# PROBLEM STATEMENT
Gather each line in the entries that includes the string "трех".

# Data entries
========
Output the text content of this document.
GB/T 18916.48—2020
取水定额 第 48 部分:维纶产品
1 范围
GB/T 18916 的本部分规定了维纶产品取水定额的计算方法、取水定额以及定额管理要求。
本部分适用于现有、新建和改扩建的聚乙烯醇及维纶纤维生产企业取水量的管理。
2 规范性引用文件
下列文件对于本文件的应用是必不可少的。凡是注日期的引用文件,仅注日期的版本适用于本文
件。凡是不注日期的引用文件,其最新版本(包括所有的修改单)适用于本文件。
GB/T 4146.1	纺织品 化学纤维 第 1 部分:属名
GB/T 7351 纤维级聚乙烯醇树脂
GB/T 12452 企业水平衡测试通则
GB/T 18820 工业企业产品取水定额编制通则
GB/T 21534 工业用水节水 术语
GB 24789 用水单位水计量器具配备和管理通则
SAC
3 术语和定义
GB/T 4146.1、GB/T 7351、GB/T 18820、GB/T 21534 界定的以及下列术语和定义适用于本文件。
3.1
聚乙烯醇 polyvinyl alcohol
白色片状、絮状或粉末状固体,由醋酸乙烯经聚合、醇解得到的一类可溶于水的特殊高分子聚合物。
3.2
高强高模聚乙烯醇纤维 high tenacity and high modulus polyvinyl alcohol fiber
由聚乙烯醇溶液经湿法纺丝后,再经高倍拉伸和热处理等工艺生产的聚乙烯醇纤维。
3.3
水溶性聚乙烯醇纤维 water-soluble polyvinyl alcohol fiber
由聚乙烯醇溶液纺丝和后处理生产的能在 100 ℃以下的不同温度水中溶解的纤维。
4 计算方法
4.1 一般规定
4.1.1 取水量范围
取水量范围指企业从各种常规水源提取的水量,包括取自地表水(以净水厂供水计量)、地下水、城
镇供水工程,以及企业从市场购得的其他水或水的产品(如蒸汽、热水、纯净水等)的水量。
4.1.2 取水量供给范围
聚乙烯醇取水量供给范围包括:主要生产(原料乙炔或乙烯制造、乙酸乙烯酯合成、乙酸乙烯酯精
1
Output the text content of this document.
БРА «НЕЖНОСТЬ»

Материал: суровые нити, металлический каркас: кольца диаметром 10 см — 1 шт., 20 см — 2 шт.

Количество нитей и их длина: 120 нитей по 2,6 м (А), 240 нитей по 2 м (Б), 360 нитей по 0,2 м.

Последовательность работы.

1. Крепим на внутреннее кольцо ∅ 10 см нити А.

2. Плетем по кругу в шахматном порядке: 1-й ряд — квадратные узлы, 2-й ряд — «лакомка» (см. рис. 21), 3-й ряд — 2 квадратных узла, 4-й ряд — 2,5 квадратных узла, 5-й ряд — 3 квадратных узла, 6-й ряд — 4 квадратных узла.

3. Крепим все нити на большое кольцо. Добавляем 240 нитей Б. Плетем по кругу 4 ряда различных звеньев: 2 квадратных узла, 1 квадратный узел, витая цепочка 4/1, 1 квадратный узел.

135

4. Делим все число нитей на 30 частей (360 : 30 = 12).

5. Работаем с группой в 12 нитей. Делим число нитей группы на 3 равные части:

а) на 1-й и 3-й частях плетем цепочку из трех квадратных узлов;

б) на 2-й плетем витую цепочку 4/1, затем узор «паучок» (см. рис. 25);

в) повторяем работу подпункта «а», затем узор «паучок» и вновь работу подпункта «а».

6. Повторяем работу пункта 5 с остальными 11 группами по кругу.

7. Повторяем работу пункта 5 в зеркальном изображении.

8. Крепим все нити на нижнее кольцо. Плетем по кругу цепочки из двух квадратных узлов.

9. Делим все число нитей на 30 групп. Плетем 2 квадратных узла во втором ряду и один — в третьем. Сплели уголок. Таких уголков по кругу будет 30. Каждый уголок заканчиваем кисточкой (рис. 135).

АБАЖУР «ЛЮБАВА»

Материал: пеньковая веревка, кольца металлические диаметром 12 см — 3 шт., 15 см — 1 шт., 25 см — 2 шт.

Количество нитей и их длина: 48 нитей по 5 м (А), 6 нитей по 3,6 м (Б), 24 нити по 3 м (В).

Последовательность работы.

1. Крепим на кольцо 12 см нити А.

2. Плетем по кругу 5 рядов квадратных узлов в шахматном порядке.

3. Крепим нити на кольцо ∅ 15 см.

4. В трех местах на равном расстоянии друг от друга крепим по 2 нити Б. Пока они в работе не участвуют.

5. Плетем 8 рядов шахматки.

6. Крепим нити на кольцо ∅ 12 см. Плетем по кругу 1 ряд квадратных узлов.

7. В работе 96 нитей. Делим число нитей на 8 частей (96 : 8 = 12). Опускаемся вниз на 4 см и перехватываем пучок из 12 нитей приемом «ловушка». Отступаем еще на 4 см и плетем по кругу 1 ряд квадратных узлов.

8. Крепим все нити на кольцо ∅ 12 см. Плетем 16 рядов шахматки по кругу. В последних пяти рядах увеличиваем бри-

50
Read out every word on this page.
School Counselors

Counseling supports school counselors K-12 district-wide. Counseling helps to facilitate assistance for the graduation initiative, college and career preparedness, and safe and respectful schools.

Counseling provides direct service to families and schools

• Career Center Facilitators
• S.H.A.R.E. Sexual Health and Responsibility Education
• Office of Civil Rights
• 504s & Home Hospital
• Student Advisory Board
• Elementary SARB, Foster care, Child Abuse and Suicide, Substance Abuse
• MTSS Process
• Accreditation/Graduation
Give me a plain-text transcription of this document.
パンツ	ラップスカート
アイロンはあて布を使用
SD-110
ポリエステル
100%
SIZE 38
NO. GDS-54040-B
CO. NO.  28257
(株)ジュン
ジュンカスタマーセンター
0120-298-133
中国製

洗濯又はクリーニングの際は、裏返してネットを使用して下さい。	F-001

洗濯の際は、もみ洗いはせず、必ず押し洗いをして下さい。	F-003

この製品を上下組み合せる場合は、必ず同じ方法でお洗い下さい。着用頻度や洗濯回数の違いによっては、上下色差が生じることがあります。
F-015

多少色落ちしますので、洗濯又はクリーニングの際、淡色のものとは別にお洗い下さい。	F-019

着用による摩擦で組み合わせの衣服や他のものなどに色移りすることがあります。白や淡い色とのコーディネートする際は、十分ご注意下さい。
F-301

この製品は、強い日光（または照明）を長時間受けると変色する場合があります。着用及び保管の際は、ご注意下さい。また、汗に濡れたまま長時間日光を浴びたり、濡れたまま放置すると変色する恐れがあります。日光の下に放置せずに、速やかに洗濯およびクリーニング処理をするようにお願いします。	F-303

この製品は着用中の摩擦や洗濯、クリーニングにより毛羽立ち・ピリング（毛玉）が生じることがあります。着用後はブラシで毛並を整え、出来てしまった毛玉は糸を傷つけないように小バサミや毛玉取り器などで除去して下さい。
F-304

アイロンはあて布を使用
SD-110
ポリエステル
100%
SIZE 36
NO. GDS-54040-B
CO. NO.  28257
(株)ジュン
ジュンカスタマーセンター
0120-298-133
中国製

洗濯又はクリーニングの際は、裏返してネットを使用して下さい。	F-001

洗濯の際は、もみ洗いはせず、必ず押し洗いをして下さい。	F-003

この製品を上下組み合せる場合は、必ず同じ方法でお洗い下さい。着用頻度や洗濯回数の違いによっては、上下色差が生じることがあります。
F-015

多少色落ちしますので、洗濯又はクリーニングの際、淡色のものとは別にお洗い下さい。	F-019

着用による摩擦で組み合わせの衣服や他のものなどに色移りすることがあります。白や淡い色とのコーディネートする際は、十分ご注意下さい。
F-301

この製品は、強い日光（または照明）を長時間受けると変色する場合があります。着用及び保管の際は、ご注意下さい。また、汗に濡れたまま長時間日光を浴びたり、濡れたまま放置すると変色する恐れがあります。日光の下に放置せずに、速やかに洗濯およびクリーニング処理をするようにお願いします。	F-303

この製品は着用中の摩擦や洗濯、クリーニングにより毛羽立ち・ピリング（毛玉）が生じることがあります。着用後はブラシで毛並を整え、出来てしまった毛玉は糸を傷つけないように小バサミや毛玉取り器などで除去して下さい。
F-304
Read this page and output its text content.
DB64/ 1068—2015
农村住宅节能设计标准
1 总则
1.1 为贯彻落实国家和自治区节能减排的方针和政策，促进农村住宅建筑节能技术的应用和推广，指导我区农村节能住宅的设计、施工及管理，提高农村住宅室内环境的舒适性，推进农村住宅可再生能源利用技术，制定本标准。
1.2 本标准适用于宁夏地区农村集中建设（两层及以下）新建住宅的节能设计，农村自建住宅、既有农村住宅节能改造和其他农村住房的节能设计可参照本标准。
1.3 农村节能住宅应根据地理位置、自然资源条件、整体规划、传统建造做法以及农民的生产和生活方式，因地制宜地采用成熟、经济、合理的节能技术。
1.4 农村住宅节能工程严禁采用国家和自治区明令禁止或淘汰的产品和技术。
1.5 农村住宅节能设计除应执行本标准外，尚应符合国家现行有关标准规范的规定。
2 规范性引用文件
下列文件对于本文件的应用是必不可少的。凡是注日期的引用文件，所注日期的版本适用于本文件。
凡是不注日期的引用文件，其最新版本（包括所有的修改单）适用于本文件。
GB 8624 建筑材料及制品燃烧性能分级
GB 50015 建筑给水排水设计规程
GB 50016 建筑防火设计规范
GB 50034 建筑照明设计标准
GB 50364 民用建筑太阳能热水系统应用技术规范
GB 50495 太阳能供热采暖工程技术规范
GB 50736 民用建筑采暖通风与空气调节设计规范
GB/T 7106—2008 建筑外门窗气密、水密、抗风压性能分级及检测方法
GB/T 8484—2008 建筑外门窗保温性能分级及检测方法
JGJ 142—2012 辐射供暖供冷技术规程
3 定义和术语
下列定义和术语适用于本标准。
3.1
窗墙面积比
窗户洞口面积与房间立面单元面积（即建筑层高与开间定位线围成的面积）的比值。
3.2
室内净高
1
========
# THE COMPLETED TASK
а) на 1-й и 3-й частях плетем цепочку из трех квадратных узлов;
4. В трех местах на равном расстоянии друг от друга крепим по 2 нити Б. Пока они в работе не участвуют.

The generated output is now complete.